REQUIRED WORK -
Check every line below for the word "true" and copy the ones that have it.

****************************************

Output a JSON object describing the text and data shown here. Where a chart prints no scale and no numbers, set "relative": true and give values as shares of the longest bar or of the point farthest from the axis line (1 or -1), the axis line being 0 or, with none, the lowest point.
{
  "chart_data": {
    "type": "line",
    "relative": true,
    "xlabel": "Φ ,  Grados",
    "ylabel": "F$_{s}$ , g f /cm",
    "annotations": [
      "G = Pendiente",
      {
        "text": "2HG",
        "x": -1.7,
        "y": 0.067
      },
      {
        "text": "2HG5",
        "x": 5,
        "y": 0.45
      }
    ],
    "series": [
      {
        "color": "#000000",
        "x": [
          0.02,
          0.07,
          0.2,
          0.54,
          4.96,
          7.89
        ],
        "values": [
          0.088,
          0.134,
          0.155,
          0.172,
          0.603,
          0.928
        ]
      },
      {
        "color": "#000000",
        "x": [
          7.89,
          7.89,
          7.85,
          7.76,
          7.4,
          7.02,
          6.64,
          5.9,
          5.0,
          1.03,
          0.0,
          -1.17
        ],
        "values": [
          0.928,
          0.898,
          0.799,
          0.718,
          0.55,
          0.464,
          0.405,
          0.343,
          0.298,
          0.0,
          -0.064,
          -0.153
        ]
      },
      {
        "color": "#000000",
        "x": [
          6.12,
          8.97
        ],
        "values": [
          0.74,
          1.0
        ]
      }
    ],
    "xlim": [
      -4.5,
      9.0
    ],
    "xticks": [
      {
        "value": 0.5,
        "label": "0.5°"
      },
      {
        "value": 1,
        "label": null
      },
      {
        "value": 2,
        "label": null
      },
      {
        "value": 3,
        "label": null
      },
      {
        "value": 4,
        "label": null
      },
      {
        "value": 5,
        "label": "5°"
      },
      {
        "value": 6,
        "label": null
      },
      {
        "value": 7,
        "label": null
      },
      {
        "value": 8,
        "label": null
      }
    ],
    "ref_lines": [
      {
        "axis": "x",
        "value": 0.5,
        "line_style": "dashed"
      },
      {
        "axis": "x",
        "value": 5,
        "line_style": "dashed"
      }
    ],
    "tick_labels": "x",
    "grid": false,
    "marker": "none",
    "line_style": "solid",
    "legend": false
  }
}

****************************************

TASK ANSWER -
Output a JSON object describing the text and data shown here. Where a chart prints no scale and no numbers, set "relative": true and give values as shares of the longest bar or of the point farthest from the axis line (1 or -1), the axis line being 0 or, with none, the lowest point.
    "relative": true,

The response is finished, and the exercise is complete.